WHAT TO WORK ON –
Copy out every line that contains the word "Original".

Saved entries
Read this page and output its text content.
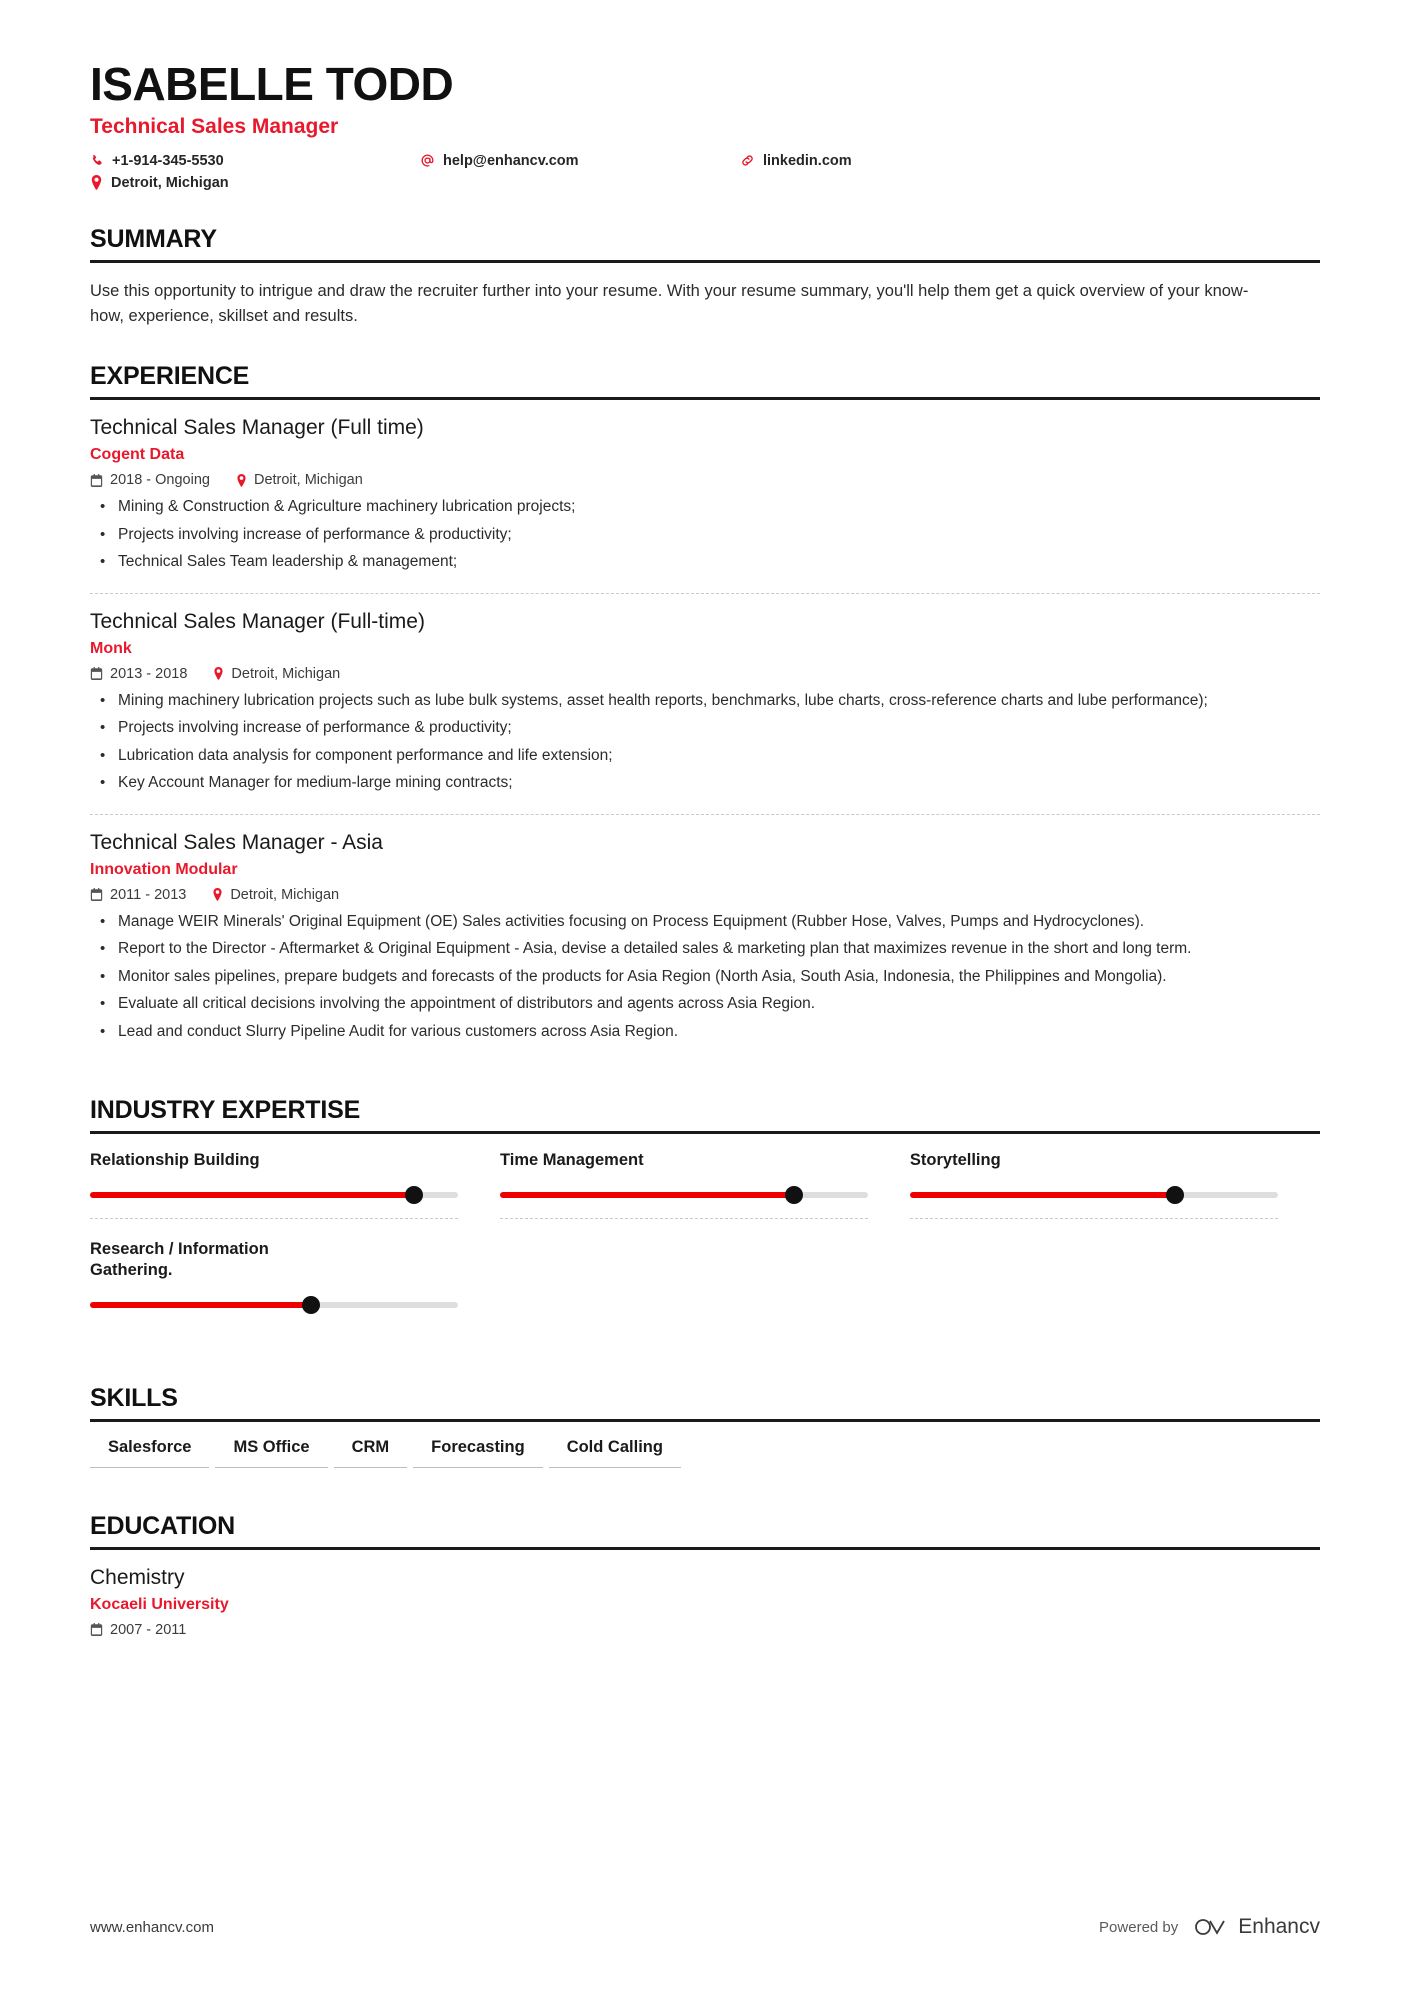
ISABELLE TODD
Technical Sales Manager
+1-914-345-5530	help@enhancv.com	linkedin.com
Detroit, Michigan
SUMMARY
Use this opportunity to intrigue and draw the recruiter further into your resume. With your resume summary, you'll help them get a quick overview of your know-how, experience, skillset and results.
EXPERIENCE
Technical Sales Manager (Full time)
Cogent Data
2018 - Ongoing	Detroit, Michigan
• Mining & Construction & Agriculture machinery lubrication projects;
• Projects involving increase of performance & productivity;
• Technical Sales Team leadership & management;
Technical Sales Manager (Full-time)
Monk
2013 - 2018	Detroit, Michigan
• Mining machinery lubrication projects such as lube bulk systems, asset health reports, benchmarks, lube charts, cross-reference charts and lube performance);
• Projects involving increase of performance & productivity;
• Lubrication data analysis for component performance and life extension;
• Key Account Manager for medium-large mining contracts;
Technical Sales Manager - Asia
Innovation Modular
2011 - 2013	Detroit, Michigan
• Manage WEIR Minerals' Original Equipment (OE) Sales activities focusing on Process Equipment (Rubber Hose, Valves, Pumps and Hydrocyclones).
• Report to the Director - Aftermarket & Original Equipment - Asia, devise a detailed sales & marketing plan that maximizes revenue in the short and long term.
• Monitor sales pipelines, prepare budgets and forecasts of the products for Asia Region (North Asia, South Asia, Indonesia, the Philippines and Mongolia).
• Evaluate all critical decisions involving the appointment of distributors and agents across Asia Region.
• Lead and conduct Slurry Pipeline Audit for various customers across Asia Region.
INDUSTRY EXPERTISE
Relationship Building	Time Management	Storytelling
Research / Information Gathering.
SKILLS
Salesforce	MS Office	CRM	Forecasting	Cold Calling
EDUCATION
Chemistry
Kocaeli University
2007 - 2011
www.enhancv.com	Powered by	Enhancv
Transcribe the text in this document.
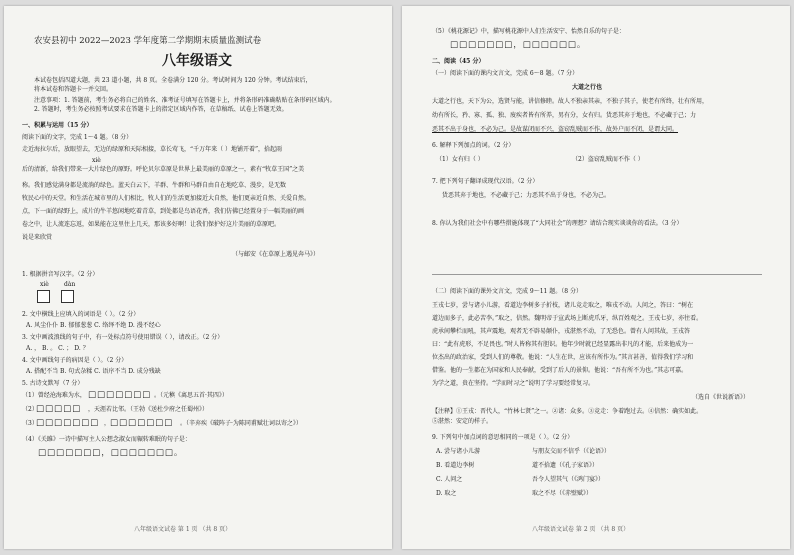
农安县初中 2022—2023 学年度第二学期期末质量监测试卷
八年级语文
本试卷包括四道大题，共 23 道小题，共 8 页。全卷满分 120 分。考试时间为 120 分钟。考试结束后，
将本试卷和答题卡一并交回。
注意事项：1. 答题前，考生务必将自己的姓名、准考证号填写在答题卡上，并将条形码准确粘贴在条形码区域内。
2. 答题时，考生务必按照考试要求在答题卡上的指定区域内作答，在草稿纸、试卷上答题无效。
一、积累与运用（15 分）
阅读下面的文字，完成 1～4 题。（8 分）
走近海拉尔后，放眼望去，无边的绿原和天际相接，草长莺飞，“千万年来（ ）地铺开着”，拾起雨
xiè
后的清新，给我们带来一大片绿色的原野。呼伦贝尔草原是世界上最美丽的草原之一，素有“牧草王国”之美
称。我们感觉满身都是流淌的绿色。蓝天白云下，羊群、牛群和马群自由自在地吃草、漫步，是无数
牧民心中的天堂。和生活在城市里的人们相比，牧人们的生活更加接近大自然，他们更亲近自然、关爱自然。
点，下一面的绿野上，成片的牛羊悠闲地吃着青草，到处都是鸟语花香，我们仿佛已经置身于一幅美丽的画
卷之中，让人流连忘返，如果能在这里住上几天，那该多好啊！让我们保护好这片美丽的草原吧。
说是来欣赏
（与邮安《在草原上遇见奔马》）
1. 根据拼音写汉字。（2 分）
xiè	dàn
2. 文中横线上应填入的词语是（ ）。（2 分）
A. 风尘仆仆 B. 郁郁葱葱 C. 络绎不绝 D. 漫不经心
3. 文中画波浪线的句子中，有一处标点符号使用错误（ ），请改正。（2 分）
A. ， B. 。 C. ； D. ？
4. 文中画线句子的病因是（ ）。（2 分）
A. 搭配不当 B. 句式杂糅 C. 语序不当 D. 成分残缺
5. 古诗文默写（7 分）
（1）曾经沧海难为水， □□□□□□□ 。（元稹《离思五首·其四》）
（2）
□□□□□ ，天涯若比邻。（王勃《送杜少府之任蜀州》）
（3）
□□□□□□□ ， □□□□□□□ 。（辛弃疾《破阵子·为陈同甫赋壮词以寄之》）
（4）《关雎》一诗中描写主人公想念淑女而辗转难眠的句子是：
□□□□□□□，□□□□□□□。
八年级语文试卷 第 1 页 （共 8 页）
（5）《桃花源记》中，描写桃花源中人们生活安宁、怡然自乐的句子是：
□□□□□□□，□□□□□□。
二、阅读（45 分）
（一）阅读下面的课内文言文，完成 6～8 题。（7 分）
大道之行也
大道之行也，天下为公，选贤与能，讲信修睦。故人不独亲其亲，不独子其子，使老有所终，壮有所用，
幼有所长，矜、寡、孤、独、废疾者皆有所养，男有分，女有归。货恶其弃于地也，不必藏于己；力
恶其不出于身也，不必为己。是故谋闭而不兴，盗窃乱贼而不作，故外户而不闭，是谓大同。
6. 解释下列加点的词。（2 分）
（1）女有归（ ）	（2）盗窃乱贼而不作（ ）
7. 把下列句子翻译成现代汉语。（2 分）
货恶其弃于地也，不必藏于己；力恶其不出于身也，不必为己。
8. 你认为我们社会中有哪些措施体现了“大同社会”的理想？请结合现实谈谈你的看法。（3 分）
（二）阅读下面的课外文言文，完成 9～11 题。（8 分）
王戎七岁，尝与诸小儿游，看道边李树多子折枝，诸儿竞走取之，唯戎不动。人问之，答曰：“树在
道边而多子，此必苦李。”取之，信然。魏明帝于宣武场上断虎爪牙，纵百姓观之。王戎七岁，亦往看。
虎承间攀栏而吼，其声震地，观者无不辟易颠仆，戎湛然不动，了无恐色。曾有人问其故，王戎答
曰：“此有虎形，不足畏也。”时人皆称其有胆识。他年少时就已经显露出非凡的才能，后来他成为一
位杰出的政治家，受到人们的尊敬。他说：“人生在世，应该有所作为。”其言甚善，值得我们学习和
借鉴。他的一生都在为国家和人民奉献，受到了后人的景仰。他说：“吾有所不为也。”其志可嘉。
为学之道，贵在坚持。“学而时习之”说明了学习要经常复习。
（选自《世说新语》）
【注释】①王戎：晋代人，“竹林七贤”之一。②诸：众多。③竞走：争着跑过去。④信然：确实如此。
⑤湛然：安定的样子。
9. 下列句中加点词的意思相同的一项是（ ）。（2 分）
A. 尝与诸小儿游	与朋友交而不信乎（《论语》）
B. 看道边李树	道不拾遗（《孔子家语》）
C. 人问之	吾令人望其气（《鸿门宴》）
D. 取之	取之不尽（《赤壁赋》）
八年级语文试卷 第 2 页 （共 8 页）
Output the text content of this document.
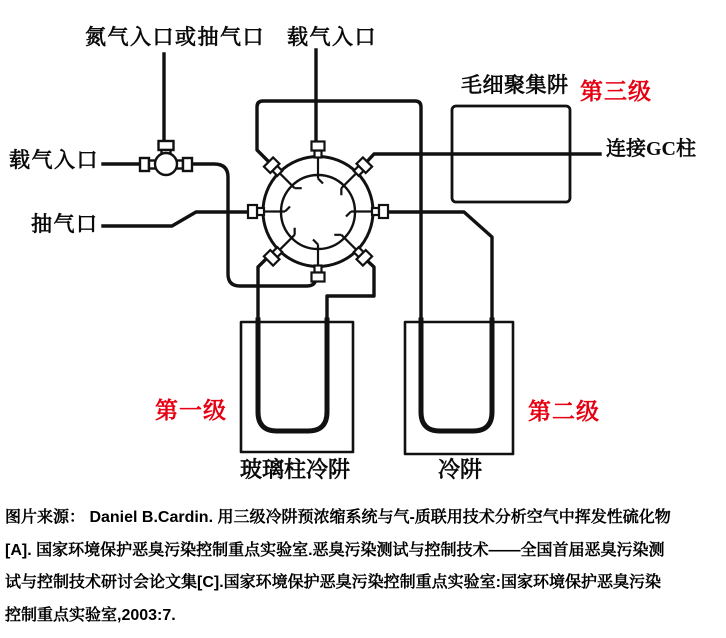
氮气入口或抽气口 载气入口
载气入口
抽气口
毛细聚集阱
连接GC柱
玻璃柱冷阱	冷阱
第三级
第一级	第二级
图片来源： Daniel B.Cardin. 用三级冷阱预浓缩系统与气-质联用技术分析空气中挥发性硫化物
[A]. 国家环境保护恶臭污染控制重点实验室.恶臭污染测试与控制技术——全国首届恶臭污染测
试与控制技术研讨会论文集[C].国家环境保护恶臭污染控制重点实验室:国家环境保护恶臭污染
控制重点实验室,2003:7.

THE OUTPUT –
• Manage WEIR Minerals' Original Equipment (OE) Sales activities focusing on Process Equipment (Rubber Hose, Valves, Pumps and Hydrocyclones).
• Report to the Director - Aftermarket & Original Equipment - Asia, devise a detailed sales & marketing plan that maximizes revenue in the short and long term.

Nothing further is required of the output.